→ SHORT PROBLEM
Would you output the whole listing below, exactly as it reads?

--- start INPUT DATA ---

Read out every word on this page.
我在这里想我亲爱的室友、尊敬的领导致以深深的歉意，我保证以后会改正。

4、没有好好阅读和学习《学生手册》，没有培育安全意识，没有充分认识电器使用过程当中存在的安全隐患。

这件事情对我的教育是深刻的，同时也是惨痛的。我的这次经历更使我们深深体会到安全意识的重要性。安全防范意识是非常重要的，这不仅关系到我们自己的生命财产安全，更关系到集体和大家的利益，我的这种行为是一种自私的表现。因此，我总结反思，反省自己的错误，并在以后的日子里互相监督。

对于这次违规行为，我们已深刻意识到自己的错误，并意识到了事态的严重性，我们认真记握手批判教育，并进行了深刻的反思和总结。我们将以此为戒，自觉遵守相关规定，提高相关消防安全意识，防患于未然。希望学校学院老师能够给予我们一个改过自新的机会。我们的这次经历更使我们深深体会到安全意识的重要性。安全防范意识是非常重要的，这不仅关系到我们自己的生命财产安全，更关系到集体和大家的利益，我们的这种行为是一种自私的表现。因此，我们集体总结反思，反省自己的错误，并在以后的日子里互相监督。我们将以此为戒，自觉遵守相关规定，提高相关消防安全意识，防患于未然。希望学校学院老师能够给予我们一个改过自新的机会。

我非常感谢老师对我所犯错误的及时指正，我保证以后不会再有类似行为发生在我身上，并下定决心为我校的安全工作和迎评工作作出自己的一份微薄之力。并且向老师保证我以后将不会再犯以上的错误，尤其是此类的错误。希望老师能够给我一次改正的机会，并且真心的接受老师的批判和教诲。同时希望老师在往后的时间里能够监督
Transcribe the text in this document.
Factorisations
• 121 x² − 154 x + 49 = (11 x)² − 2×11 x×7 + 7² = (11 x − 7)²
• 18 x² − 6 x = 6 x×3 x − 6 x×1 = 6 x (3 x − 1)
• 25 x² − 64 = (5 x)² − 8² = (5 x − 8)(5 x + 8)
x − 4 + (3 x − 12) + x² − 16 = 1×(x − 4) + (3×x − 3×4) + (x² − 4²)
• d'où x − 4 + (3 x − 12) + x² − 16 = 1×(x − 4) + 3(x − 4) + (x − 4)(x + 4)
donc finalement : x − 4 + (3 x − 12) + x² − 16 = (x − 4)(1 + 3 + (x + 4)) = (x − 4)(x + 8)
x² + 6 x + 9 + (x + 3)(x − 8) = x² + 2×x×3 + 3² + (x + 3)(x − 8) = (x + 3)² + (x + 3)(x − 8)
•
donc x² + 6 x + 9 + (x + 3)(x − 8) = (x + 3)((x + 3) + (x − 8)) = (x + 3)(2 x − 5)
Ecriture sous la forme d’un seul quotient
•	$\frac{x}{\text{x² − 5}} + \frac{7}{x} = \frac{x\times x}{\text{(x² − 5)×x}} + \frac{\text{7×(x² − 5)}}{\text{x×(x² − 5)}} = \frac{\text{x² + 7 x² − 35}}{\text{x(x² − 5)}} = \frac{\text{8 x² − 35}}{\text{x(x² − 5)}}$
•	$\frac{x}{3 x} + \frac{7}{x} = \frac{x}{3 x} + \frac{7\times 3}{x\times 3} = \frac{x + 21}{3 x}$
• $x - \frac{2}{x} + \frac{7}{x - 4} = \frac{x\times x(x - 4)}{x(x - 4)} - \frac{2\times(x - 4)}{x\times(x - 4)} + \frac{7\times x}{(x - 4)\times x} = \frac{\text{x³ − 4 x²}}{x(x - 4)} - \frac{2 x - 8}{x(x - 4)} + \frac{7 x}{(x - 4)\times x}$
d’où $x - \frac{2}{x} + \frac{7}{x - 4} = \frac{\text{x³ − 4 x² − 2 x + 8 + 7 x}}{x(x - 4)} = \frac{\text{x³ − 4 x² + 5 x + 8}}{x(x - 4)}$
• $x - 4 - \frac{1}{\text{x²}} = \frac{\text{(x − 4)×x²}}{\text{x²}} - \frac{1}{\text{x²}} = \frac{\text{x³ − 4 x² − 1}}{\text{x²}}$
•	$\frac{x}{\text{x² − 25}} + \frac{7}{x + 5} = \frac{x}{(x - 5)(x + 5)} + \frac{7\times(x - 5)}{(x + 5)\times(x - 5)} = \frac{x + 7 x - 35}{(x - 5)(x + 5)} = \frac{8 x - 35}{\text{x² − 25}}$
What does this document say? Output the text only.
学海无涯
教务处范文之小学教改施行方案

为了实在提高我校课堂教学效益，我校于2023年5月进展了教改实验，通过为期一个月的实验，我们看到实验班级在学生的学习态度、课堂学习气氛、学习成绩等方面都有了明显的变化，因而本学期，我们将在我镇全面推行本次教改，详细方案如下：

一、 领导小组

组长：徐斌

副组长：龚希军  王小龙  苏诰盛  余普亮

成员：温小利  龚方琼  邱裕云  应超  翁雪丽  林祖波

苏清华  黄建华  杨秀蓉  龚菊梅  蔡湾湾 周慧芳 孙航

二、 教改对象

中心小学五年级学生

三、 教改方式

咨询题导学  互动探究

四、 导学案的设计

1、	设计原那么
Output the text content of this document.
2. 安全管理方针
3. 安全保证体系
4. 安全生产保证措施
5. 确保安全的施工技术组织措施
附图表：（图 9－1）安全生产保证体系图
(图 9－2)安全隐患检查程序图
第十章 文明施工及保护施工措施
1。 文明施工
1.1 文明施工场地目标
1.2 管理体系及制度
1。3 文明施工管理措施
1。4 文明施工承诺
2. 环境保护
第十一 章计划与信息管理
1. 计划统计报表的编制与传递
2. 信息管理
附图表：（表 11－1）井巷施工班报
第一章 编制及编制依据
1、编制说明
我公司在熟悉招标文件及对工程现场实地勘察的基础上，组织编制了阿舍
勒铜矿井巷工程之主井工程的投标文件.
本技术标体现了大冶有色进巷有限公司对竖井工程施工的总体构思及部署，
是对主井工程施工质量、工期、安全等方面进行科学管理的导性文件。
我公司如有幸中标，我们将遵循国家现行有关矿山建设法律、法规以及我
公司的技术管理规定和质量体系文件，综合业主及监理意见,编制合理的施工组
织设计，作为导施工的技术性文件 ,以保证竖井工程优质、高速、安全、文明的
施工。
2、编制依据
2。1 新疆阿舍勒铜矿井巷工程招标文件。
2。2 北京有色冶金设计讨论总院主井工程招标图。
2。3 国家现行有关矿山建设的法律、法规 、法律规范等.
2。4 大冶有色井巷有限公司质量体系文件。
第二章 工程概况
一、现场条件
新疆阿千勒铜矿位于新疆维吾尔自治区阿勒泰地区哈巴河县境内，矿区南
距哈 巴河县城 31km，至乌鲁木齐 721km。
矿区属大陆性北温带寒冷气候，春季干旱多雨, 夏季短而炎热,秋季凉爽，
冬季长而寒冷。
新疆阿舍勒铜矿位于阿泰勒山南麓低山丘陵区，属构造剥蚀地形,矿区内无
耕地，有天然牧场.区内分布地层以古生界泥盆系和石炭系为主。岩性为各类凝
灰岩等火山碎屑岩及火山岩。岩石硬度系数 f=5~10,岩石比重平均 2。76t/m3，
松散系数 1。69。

--- end INPUT DATA ---

→ ANSWER TO THIS EXERCISE
Read out every word on this page.
我在这里想我亲爱的室友、尊敬的领导致以深深的歉意，我保证以后会改正。

4、没有好好阅读和学习《学生手册》，没有培育安全意识，没有充分认识电器使用过程当中存在的安全隐患。

这件事情对我的教育是深刻的，同时也是惨痛的。我的这次经历更使我们深深体会到安全意识的重要性。安全防范意识是非常重要的，这不仅关系到我们自己的生命财产安全，更关系到集体和大家的利益，我的这种行为是一种自私的表现。因此，我总结反思，反省自己的错误，并在以后的日子里互相监督。

对于这次违规行为，我们已深刻意识到自己的错误，并意识到了事态的严重性，我们认真记握手批判教育，并进行了深刻的反思和总结。我们将以此为戒，自觉遵守相关规定，提高相关消防安全意识，防患于未然。希望学校学院老师能够给予我们一个改过自新的机会。我们的这次经历更使我们深深体会到安全意识的重要性。安全防范意识是非常重要的，这不仅关系到我们自己的生命财产安全，更关系到集体和大家的利益，我们的这种行为是一种自私的表现。因此，我们集体总结反思，反省自己的错误，并在以后的日子里互相监督。我们将以此为戒，自觉遵守相关规定，提高相关消防安全意识，防患于未然。希望学校学院老师能够给予我们一个改过自新的机会。

我非常感谢老师对我所犯错误的及时指正，我保证以后不会再有类似行为发生在我身上，并下定决心为我校的安全工作和迎评工作作出自己的一份微薄之力。并且向老师保证我以后将不会再犯以上的错误，尤其是此类的错误。希望老师能够给我一次改正的机会，并且真心的接受老师的批判和教诲。同时希望老师在往后的时间里能够监督
Transcribe the text in this document.
Factorisations
• 121 x² − 154 x + 49 = (11 x)² − 2×11 x×7 + 7² = (11 x − 7)²
• 18 x² − 6 x = 6 x×3 x − 6 x×1 = 6 x (3 x − 1)
• 25 x² − 64 = (5 x)² − 8² = (5 x − 8)(5 x + 8)
x − 4 + (3 x − 12) + x² − 16 = 1×(x − 4) + (3×x − 3×4) + (x² − 4²)
• d'où x − 4 + (3 x − 12) + x² − 16 = 1×(x − 4) + 3(x − 4) + (x − 4)(x + 4)
donc finalement : x − 4 + (3 x − 12) + x² − 16 = (x − 4)(1 + 3 + (x + 4)) = (x − 4)(x + 8)
x² + 6 x + 9 + (x + 3)(x − 8) = x² + 2×x×3 + 3² + (x + 3)(x − 8) = (x + 3)² + (x + 3)(x − 8)
•
donc x² + 6 x + 9 + (x + 3)(x − 8) = (x + 3)((x + 3) + (x − 8)) = (x + 3)(2 x − 5)
Ecriture sous la forme d’un seul quotient
•	$\frac{x}{\text{x² − 5}} + \frac{7}{x} = \frac{x\times x}{\text{(x² − 5)×x}} + \frac{\text{7×(x² − 5)}}{\text{x×(x² − 5)}} = \frac{\text{x² + 7 x² − 35}}{\text{x(x² − 5)}} = \frac{\text{8 x² − 35}}{\text{x(x² − 5)}}$
•	$\frac{x}{3 x} + \frac{7}{x} = \frac{x}{3 x} + \frac{7\times 3}{x\times 3} = \frac{x + 21}{3 x}$
• $x - \frac{2}{x} + \frac{7}{x - 4} = \frac{x\times x(x - 4)}{x(x - 4)} - \frac{2\times(x - 4)}{x\times(x - 4)} + \frac{7\times x}{(x - 4)\times x} = \frac{\text{x³ − 4 x²}}{x(x - 4)} - \frac{2 x - 8}{x(x - 4)} + \frac{7 x}{(x - 4)\times x}$
d’où $x - \frac{2}{x} + \frac{7}{x - 4} = \frac{\text{x³ − 4 x² − 2 x + 8 + 7 x}}{x(x - 4)} = \frac{\text{x³ − 4 x² + 5 x + 8}}{x(x - 4)}$
• $x - 4 - \frac{1}{\text{x²}} = \frac{\text{(x − 4)×x²}}{\text{x²}} - \frac{1}{\text{x²}} = \frac{\text{x³ − 4 x² − 1}}{\text{x²}}$
•	$\frac{x}{\text{x² − 25}} + \frac{7}{x + 5} = \frac{x}{(x - 5)(x + 5)} + \frac{7\times(x - 5)}{(x + 5)\times(x - 5)} = \frac{x + 7 x - 35}{(x - 5)(x + 5)} = \frac{8 x - 35}{\text{x² − 25}}$
What does this document say? Output the text only.
学海无涯
教务处范文之小学教改施行方案

为了实在提高我校课堂教学效益，我校于2023年5月进展了教改实验，通过为期一个月的实验，我们看到实验班级在学生的学习态度、课堂学习气氛、学习成绩等方面都有了明显的变化，因而本学期，我们将在我镇全面推行本次教改，详细方案如下：

一、 领导小组

组长：徐斌

副组长：龚希军  王小龙  苏诰盛  余普亮

成员：温小利  龚方琼  邱裕云  应超  翁雪丽  林祖波

苏清华  黄建华  杨秀蓉  龚菊梅  蔡湾湾 周慧芳 孙航

二、 教改对象

中心小学五年级学生

三、 教改方式

咨询题导学  互动探究

四、 导学案的设计

1、	设计原那么
Output the text content of this document.
2. 安全管理方针
3. 安全保证体系
4. 安全生产保证措施
5. 确保安全的施工技术组织措施
附图表：（图 9－1）安全生产保证体系图
(图 9－2)安全隐患检查程序图
第十章 文明施工及保护施工措施
1。 文明施工
1.1 文明施工场地目标
1.2 管理体系及制度
1。3 文明施工管理措施
1。4 文明施工承诺
2. 环境保护
第十一 章计划与信息管理
1. 计划统计报表的编制与传递
2. 信息管理
附图表：（表 11－1）井巷施工班报
第一章 编制及编制依据
1、编制说明
我公司在熟悉招标文件及对工程现场实地勘察的基础上，组织编制了阿舍
勒铜矿井巷工程之主井工程的投标文件.
本技术标体现了大冶有色进巷有限公司对竖井工程施工的总体构思及部署，
是对主井工程施工质量、工期、安全等方面进行科学管理的导性文件。
我公司如有幸中标，我们将遵循国家现行有关矿山建设法律、法规以及我
公司的技术管理规定和质量体系文件，综合业主及监理意见,编制合理的施工组
织设计，作为导施工的技术性文件 ,以保证竖井工程优质、高速、安全、文明的
施工。
2、编制依据
2。1 新疆阿舍勒铜矿井巷工程招标文件。
2。2 北京有色冶金设计讨论总院主井工程招标图。
2。3 国家现行有关矿山建设的法律、法规 、法律规范等.
2。4 大冶有色井巷有限公司质量体系文件。
第二章 工程概况
一、现场条件
新疆阿千勒铜矿位于新疆维吾尔自治区阿勒泰地区哈巴河县境内，矿区南
距哈 巴河县城 31km，至乌鲁木齐 721km。
矿区属大陆性北温带寒冷气候，春季干旱多雨, 夏季短而炎热,秋季凉爽，
冬季长而寒冷。
新疆阿舍勒铜矿位于阿泰勒山南麓低山丘陵区，属构造剥蚀地形,矿区内无
耕地，有天然牧场.区内分布地层以古生界泥盆系和石炭系为主。岩性为各类凝
灰岩等火山碎屑岩及火山岩。岩石硬度系数 f=5~10,岩石比重平均 2。76t/m3，
松散系数 1。69。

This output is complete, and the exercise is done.